Stored entries:
╔══

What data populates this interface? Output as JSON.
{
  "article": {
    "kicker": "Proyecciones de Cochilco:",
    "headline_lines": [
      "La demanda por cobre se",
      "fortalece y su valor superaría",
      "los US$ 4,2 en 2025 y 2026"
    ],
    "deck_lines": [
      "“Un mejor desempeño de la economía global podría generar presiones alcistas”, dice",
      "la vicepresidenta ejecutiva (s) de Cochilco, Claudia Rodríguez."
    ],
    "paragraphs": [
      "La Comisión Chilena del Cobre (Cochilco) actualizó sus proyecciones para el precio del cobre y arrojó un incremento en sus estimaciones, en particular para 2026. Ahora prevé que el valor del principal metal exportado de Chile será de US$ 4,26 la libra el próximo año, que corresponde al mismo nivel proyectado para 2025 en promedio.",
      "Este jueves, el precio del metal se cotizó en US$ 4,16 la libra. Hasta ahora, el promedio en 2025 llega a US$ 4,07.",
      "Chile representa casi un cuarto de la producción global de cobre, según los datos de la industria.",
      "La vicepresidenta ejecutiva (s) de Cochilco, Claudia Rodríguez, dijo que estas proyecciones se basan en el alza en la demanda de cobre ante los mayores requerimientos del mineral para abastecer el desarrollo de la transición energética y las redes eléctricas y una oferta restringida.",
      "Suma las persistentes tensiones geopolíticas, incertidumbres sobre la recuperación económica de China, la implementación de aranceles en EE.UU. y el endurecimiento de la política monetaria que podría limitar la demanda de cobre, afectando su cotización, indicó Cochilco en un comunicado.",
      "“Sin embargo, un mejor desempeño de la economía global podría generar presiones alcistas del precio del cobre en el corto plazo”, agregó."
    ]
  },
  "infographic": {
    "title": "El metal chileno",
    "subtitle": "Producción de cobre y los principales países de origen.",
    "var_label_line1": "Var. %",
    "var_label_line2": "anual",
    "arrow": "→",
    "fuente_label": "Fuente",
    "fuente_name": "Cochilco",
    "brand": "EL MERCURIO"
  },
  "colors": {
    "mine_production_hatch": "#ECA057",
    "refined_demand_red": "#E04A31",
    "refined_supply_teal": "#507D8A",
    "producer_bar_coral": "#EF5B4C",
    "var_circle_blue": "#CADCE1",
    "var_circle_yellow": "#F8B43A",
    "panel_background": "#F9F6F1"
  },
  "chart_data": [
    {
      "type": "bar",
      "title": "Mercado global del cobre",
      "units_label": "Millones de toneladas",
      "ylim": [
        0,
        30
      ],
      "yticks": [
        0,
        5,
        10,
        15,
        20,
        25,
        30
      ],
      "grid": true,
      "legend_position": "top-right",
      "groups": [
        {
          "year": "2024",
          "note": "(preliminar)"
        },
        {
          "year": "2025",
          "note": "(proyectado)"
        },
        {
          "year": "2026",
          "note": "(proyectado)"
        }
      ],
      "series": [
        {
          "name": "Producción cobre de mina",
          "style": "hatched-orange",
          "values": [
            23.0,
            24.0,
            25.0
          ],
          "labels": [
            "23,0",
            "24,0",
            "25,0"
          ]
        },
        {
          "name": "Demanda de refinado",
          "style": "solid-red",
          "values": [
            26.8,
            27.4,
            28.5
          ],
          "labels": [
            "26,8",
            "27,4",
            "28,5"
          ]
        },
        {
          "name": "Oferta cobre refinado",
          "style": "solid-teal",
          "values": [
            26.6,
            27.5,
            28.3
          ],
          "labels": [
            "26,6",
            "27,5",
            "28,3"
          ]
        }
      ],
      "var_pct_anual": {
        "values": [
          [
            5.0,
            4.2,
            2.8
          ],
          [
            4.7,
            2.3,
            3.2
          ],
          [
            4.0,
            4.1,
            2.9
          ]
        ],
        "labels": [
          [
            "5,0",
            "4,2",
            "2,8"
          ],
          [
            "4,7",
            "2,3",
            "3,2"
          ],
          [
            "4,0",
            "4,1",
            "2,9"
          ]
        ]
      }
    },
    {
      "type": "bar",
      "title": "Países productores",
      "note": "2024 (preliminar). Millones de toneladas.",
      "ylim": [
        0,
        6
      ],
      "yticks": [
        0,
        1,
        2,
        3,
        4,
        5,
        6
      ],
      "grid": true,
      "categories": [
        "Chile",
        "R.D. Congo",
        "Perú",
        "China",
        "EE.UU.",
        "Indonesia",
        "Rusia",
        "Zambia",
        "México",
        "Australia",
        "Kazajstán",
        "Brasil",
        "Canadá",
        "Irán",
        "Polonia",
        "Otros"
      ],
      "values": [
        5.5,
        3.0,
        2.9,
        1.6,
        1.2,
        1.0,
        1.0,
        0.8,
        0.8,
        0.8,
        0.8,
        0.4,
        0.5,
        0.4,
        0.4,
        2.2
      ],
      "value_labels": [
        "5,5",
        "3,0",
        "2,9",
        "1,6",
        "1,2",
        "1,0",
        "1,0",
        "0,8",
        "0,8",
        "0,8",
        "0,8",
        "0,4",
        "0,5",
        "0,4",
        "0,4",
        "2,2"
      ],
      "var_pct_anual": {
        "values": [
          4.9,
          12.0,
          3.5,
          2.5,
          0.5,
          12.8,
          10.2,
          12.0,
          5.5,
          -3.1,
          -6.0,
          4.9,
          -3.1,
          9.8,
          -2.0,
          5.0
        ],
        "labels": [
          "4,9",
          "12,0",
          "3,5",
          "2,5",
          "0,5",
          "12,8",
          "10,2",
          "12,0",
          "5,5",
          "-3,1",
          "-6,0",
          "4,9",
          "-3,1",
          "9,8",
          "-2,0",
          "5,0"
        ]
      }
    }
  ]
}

╚══

EXERCISE INSTRUCTIONS: Write out every line of the preceding listing that contains "global".

EXERCISE SOLUTION:
      "“Un mejor desempeño de la economía global podría generar presiones alcistas”, dice",
      "Chile representa casi un cuarto de la producción global de cobre, según los datos de la industria.",
      "“Sin embargo, un mejor desempeño de la economía global podría generar presiones alcistas del precio del cobre en el corto plazo”, agregó."
      "title": "Mercado global del cobre",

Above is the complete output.